▶ Written task: Output all entries verbatim. Skip pictures.

## BEGIN Provided entries

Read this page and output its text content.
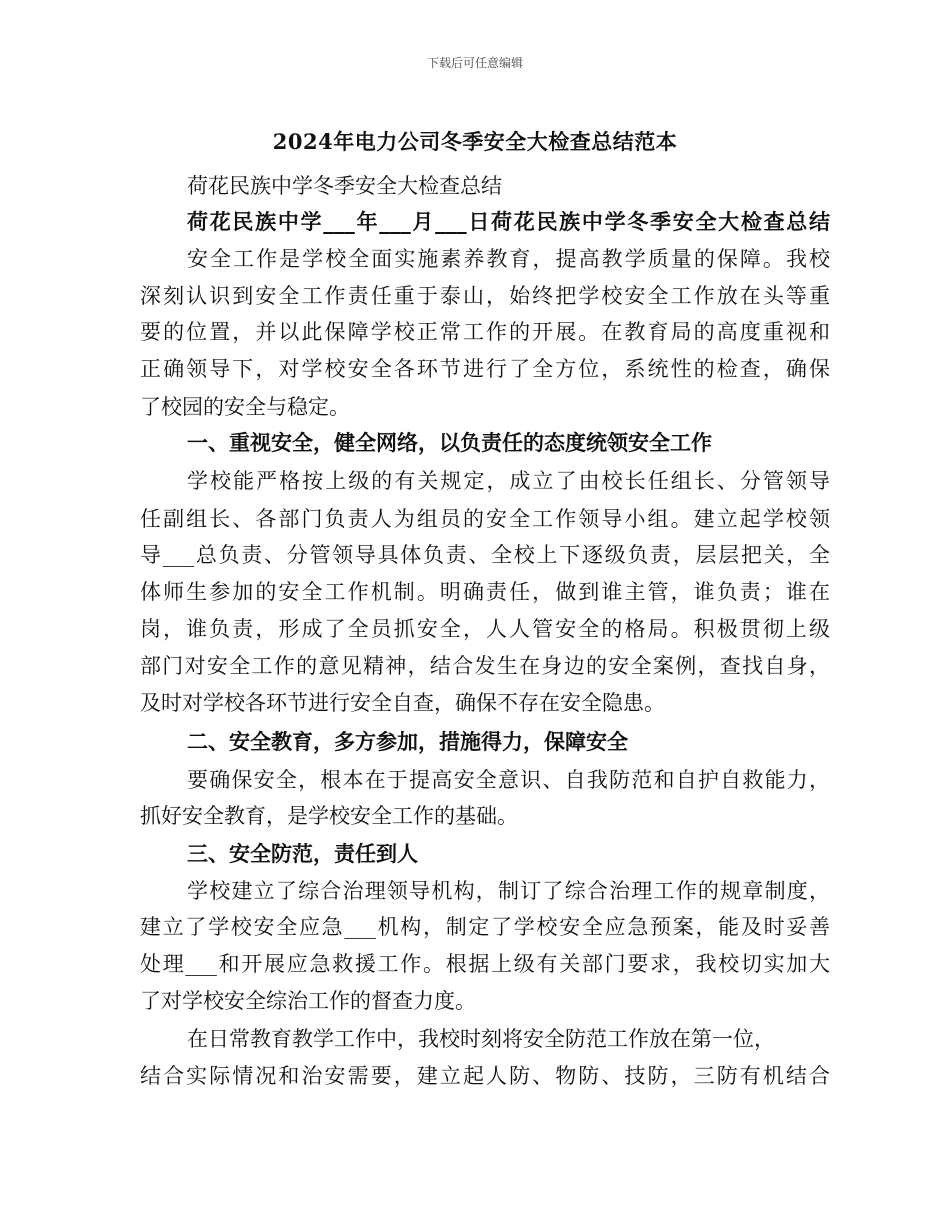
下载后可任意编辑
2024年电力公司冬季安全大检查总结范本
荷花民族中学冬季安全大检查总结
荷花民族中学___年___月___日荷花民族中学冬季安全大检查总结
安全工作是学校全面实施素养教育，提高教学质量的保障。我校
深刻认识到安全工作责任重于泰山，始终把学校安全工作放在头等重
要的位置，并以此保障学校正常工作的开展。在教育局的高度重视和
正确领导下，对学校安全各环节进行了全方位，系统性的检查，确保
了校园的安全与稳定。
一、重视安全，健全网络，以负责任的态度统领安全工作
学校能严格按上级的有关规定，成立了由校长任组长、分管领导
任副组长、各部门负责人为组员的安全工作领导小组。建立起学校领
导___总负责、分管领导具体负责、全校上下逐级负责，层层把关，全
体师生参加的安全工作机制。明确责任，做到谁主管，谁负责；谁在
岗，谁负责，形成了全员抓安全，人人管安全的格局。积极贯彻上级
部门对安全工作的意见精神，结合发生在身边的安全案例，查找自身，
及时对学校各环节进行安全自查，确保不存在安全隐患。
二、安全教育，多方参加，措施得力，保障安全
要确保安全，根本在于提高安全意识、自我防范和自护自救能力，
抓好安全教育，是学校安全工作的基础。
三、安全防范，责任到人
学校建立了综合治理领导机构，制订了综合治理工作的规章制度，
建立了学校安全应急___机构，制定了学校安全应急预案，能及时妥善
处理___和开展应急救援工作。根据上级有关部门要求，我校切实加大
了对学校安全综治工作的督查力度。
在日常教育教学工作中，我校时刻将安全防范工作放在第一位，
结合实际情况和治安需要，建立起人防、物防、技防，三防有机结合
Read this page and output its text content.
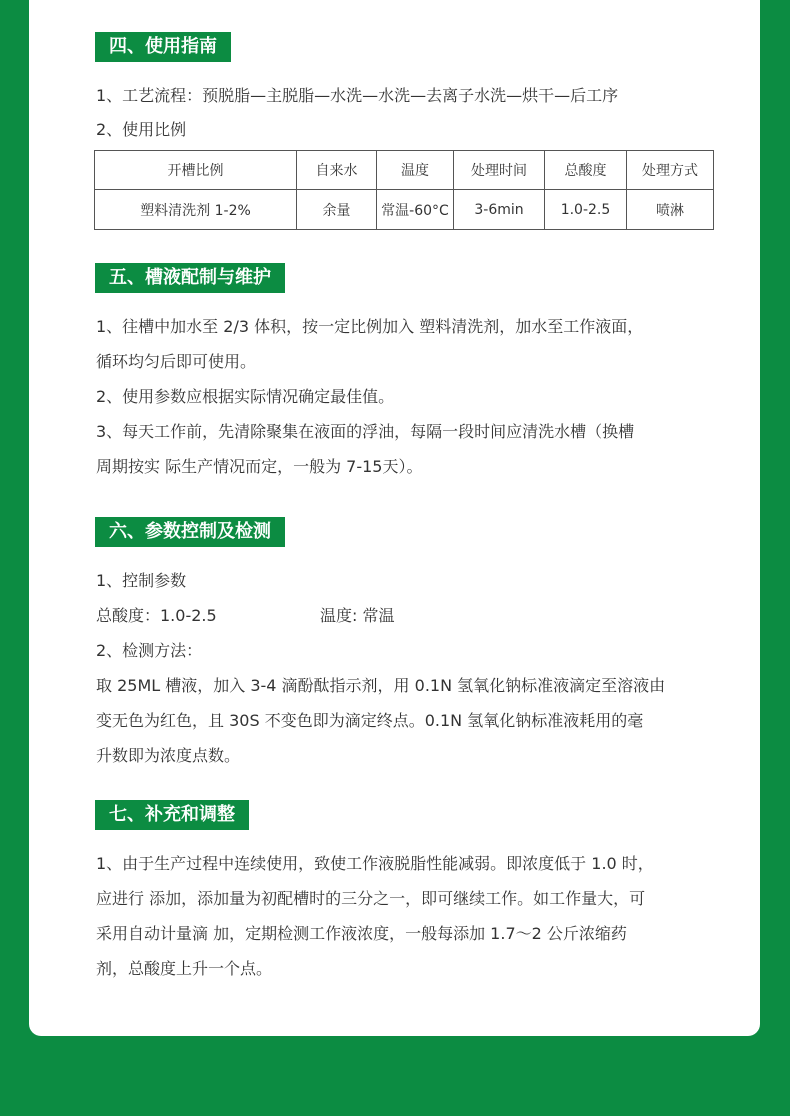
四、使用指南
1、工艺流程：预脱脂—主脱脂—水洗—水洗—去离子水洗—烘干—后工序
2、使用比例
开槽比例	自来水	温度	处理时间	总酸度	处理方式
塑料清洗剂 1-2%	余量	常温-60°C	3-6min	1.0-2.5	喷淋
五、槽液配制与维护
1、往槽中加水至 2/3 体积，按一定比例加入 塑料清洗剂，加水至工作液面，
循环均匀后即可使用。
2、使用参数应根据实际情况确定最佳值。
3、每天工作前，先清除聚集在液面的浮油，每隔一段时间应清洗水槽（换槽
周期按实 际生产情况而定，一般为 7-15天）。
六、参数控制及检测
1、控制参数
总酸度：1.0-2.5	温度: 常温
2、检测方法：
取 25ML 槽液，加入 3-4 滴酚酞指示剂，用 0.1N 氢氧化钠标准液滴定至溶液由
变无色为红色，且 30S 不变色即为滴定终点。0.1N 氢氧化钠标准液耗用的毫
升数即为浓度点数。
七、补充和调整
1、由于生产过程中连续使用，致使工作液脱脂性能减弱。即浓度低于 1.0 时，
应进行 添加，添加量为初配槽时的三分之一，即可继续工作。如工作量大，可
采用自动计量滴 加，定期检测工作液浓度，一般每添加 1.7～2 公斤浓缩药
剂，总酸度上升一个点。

## END Provided entries

▶ Reply:
Read this page and output its text content.
下载后可任意编辑
2024年电力公司冬季安全大检查总结范本
荷花民族中学冬季安全大检查总结
荷花民族中学___年___月___日荷花民族中学冬季安全大检查总结
安全工作是学校全面实施素养教育，提高教学质量的保障。我校
深刻认识到安全工作责任重于泰山，始终把学校安全工作放在头等重
要的位置，并以此保障学校正常工作的开展。在教育局的高度重视和
正确领导下，对学校安全各环节进行了全方位，系统性的检查，确保
了校园的安全与稳定。
一、重视安全，健全网络，以负责任的态度统领安全工作
学校能严格按上级的有关规定，成立了由校长任组长、分管领导
任副组长、各部门负责人为组员的安全工作领导小组。建立起学校领
导___总负责、分管领导具体负责、全校上下逐级负责，层层把关，全
体师生参加的安全工作机制。明确责任，做到谁主管，谁负责；谁在
岗，谁负责，形成了全员抓安全，人人管安全的格局。积极贯彻上级
部门对安全工作的意见精神，结合发生在身边的安全案例，查找自身，
及时对学校各环节进行安全自查，确保不存在安全隐患。
二、安全教育，多方参加，措施得力，保障安全
要确保安全，根本在于提高安全意识、自我防范和自护自救能力，
抓好安全教育，是学校安全工作的基础。
三、安全防范，责任到人
学校建立了综合治理领导机构，制订了综合治理工作的规章制度，
建立了学校安全应急___机构，制定了学校安全应急预案，能及时妥善
处理___和开展应急救援工作。根据上级有关部门要求，我校切实加大
了对学校安全综治工作的督查力度。
在日常教育教学工作中，我校时刻将安全防范工作放在第一位，
结合实际情况和治安需要，建立起人防、物防、技防，三防有机结合
Read this page and output its text content.
四、使用指南
1、工艺流程：预脱脂—主脱脂—水洗—水洗—去离子水洗—烘干—后工序
2、使用比例
开槽比例	自来水	温度	处理时间	总酸度	处理方式
塑料清洗剂 1-2%	余量	常温-60°C	3-6min	1.0-2.5	喷淋
五、槽液配制与维护
1、往槽中加水至 2/3 体积，按一定比例加入 塑料清洗剂，加水至工作液面，
循环均匀后即可使用。
2、使用参数应根据实际情况确定最佳值。
3、每天工作前，先清除聚集在液面的浮油，每隔一段时间应清洗水槽（换槽
周期按实 际生产情况而定，一般为 7-15天）。
六、参数控制及检测
1、控制参数
总酸度：1.0-2.5	温度: 常温
2、检测方法：
取 25ML 槽液，加入 3-4 滴酚酞指示剂，用 0.1N 氢氧化钠标准液滴定至溶液由
变无色为红色，且 30S 不变色即为滴定终点。0.1N 氢氧化钠标准液耗用的毫
升数即为浓度点数。
七、补充和调整
1、由于生产过程中连续使用，致使工作液脱脂性能减弱。即浓度低于 1.0 时，
应进行 添加，添加量为初配槽时的三分之一，即可继续工作。如工作量大，可
采用自动计量滴 加，定期检测工作液浓度，一般每添加 1.7～2 公斤浓缩药
剂，总酸度上升一个点。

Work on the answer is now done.